◆ **Exercise directions**: Lay out everything from the line containing "x-tick-label-3: 60000 <box>863" down to the line containing "series-line-2005-6 <box>114 109 887 458</box>" as a Markdown table with the columns Row and Line, where Row numbers each line and Line holds its text, leaving out blank lines.

··········

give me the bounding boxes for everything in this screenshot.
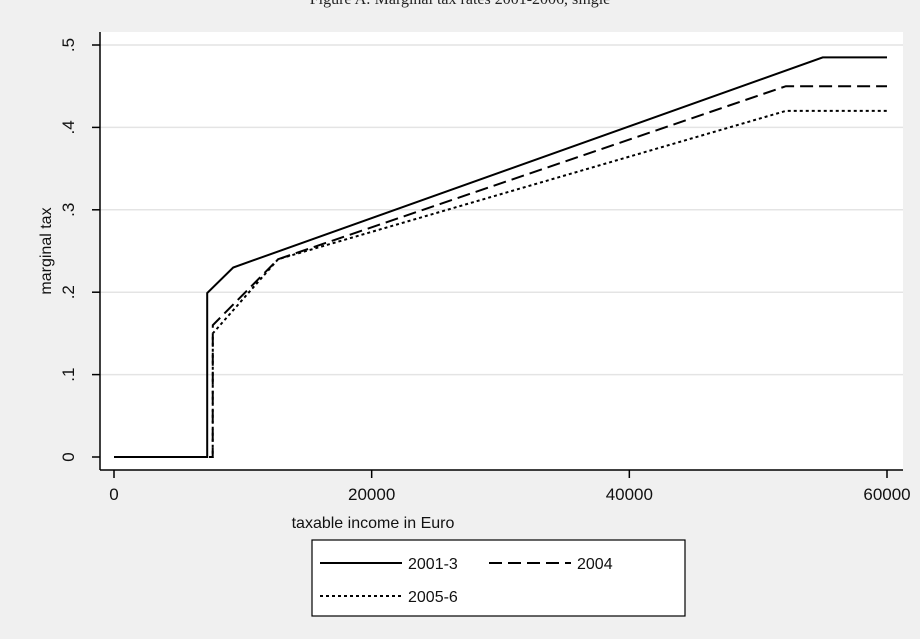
x-tick-label-3: 60000 <box>863 485 910 504</box>
y-tick-label-4: .4 <box>59 120 78 134</box>
y-tick-label-0: 0 <box>59 452 78 461</box>
legend: 2001-3 2004 2005-6 <box>311 539 686 617</box>
axes: 0 .1 .2 .3 .4 .5 0 20000 40000 60000 <box>59 32 911 504</box>
legend-box <box>311 539 686 617</box>
legend-label-2005-6: 2005-6 <box>408 589 458 606</box>
series-line-2005-6 <box>114 109 887 458</box>
x-tick-label-1: 20000 <box>348 485 395 504</box>
x-axis-label: taxable income in Euro <box>292 515 455 532</box>
x-tick-label-2: 40000 <box>606 485 653 504</box>
y-tick-label-3: .3 <box>59 203 78 217</box>
y-tick-label-5: .5 <box>59 38 78 52</box>
series-line-2004 <box>114 85 887 458</box>
series-layer <box>114 56 887 458</box>
plot-area <box>100 32 903 470</box>
y-axis-label: marginal tax <box>38 207 55 294</box>
gridlines <box>100 44 903 376</box>
legend-label-2004: 2004 <box>577 556 613 573</box>
y-tick-label-1: .1 <box>59 368 78 382</box>
y-tick-label-2: .2 <box>59 285 78 299</box>
legend-label-2001-3: 2001-3 <box>408 556 458 573</box>
page-title: Figure A: Marginal tax rates 2001-2006, … <box>0 0 920 9</box>
x-tick-label-0: 0 <box>109 485 118 504</box>
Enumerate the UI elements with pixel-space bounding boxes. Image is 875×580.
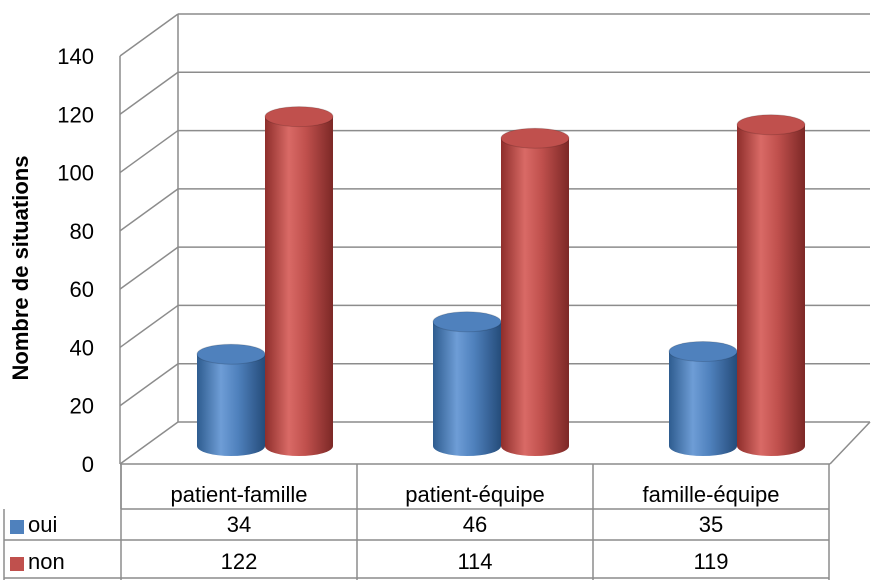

··········

◆ **In response**:
| Row | Line |
|---|---|
| 1 | x-tick-label-3: 60000 <box>863 485 910 504</box> |
| 2 | y-tick-label-4: .4 <box>59 120 78 134</box> |
| 3 | y-tick-label-0: 0 <box>59 452 78 461</box> |
| 4 | legend: 2001-3 2004 2005-6 <box>311 539 686 617</box> |
| 5 | axes: 0 .1 .2 .3 .4 .5 0 20000 40000 60000 <box>59 32 911 504</box> |
| 6 | legend-box <box>311 539 686 617</box> |
| 7 | legend-label-2005-6: 2005-6 <box>408 589 458 606</box> |
| 8 | series-line-2005-6 <box>114 109 887 458</box> |